[Supplied records start]

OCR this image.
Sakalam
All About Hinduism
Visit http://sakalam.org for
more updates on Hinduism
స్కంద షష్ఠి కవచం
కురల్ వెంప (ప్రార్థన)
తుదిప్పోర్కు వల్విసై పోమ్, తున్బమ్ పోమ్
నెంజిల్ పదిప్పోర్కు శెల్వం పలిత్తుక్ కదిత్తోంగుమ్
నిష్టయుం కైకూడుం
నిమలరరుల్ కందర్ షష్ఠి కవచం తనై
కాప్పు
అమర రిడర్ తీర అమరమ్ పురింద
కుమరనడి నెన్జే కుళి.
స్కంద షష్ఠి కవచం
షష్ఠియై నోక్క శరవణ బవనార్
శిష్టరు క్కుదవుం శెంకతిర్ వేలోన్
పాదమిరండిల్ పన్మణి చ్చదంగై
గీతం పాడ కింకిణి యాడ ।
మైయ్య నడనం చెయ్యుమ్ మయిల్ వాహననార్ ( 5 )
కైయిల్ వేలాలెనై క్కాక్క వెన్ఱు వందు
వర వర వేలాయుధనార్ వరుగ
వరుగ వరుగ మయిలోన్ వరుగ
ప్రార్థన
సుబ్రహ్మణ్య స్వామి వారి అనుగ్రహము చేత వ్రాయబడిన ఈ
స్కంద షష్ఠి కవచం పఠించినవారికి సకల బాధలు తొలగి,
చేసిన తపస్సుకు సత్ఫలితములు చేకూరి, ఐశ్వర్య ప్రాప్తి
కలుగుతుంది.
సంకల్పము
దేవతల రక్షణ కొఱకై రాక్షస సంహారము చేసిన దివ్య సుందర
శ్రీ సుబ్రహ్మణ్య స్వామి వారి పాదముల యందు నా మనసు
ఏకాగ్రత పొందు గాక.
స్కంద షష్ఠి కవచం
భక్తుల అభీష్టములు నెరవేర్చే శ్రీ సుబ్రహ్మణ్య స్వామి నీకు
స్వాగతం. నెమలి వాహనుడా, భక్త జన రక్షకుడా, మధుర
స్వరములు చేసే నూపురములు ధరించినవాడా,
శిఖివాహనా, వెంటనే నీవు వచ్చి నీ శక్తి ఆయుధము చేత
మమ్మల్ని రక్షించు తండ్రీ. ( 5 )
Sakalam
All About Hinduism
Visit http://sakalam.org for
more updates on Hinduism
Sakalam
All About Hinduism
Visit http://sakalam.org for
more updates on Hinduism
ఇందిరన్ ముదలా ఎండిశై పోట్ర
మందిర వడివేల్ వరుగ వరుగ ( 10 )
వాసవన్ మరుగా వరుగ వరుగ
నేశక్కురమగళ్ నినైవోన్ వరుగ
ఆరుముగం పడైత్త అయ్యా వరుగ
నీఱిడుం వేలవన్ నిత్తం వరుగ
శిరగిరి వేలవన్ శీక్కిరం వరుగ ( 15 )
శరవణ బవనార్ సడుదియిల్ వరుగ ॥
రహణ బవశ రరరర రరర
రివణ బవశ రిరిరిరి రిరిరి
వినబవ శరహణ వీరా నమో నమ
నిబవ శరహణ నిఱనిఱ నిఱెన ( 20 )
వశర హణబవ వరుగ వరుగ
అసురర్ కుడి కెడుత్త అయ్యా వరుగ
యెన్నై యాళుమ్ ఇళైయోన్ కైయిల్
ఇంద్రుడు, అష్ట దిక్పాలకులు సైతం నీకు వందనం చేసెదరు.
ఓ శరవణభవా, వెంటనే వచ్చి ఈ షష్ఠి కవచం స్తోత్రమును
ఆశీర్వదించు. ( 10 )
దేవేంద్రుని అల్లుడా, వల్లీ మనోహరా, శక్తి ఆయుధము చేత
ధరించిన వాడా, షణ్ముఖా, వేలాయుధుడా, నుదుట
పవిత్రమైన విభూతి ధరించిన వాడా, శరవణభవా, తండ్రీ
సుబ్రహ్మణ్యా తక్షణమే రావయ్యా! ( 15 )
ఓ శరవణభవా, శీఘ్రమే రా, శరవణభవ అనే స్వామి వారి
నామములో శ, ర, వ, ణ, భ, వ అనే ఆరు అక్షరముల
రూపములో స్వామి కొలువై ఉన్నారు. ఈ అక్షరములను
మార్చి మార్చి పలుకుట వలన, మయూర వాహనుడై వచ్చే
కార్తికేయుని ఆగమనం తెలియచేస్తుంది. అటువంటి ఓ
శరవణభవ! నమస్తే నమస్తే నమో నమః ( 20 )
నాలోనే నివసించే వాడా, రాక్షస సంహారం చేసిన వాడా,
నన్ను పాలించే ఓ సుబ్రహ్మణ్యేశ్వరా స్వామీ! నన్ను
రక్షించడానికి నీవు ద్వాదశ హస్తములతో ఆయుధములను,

[Supplied records end]

Repeat the whole listing exactly, keeping every line intact.

OCR this image.
Sakalam
All About Hinduism
Visit http://sakalam.org for
more updates on Hinduism
స్కంద షష్ఠి కవచం
కురల్ వెంప (ప్రార్థన)
తుదిప్పోర్కు వల్విసై పోమ్, తున్బమ్ పోమ్
నెంజిల్ పదిప్పోర్కు శెల్వం పలిత్తుక్ కదిత్తోంగుమ్
నిష్టయుం కైకూడుం
నిమలరరుల్ కందర్ షష్ఠి కవచం తనై
కాప్పు
అమర రిడర్ తీర అమరమ్ పురింద
కుమరనడి నెన్జే కుళి.
స్కంద షష్ఠి కవచం
షష్ఠియై నోక్క శరవణ బవనార్
శిష్టరు క్కుదవుం శెంకతిర్ వేలోన్
పాదమిరండిల్ పన్మణి చ్చదంగై
గీతం పాడ కింకిణి యాడ ।
మైయ్య నడనం చెయ్యుమ్ మయిల్ వాహననార్ ( 5 )
కైయిల్ వేలాలెనై క్కాక్క వెన్ఱు వందు
వర వర వేలాయుధనార్ వరుగ
వరుగ వరుగ మయిలోన్ వరుగ
ప్రార్థన
సుబ్రహ్మణ్య స్వామి వారి అనుగ్రహము చేత వ్రాయబడిన ఈ
స్కంద షష్ఠి కవచం పఠించినవారికి సకల బాధలు తొలగి,
చేసిన తపస్సుకు సత్ఫలితములు చేకూరి, ఐశ్వర్య ప్రాప్తి
కలుగుతుంది.
సంకల్పము
దేవతల రక్షణ కొఱకై రాక్షస సంహారము చేసిన దివ్య సుందర
శ్రీ సుబ్రహ్మణ్య స్వామి వారి పాదముల యందు నా మనసు
ఏకాగ్రత పొందు గాక.
స్కంద షష్ఠి కవచం
భక్తుల అభీష్టములు నెరవేర్చే శ్రీ సుబ్రహ్మణ్య స్వామి నీకు
స్వాగతం. నెమలి వాహనుడా, భక్త జన రక్షకుడా, మధుర
స్వరములు చేసే నూపురములు ధరించినవాడా,
శిఖివాహనా, వెంటనే నీవు వచ్చి నీ శక్తి ఆయుధము చేత
మమ్మల్ని రక్షించు తండ్రీ. ( 5 )
Sakalam
All About Hinduism
Visit http://sakalam.org for
more updates on Hinduism
Sakalam
All About Hinduism
Visit http://sakalam.org for
more updates on Hinduism
ఇందిరన్ ముదలా ఎండిశై పోట్ర
మందిర వడివేల్ వరుగ వరుగ ( 10 )
వాసవన్ మరుగా వరుగ వరుగ
నేశక్కురమగళ్ నినైవోన్ వరుగ
ఆరుముగం పడైత్త అయ్యా వరుగ
నీఱిడుం వేలవన్ నిత్తం వరుగ
శిరగిరి వేలవన్ శీక్కిరం వరుగ ( 15 )
శరవణ బవనార్ సడుదియిల్ వరుగ ॥
రహణ బవశ రరరర రరర
రివణ బవశ రిరిరిరి రిరిరి
వినబవ శరహణ వీరా నమో నమ
నిబవ శరహణ నిఱనిఱ నిఱెన ( 20 )
వశర హణబవ వరుగ వరుగ
అసురర్ కుడి కెడుత్త అయ్యా వరుగ
యెన్నై యాళుమ్ ఇళైయోన్ కైయిల్
ఇంద్రుడు, అష్ట దిక్పాలకులు సైతం నీకు వందనం చేసెదరు.
ఓ శరవణభవా, వెంటనే వచ్చి ఈ షష్ఠి కవచం స్తోత్రమును
ఆశీర్వదించు. ( 10 )
దేవేంద్రుని అల్లుడా, వల్లీ మనోహరా, శక్తి ఆయుధము చేత
ధరించిన వాడా, షణ్ముఖా, వేలాయుధుడా, నుదుట
పవిత్రమైన విభూతి ధరించిన వాడా, శరవణభవా, తండ్రీ
సుబ్రహ్మణ్యా తక్షణమే రావయ్యా! ( 15 )
ఓ శరవణభవా, శీఘ్రమే రా, శరవణభవ అనే స్వామి వారి
నామములో శ, ర, వ, ణ, భ, వ అనే ఆరు అక్షరముల
రూపములో స్వామి కొలువై ఉన్నారు. ఈ అక్షరములను
మార్చి మార్చి పలుకుట వలన, మయూర వాహనుడై వచ్చే
కార్తికేయుని ఆగమనం తెలియచేస్తుంది. అటువంటి ఓ
శరవణభవ! నమస్తే నమస్తే నమో నమః ( 20 )
నాలోనే నివసించే వాడా, రాక్షస సంహారం చేసిన వాడా,
నన్ను పాలించే ఓ సుబ్రహ్మణ్యేశ్వరా స్వామీ! నన్ను
రక్షించడానికి నీవు ద్వాదశ హస్తములతో ఆయుధములను,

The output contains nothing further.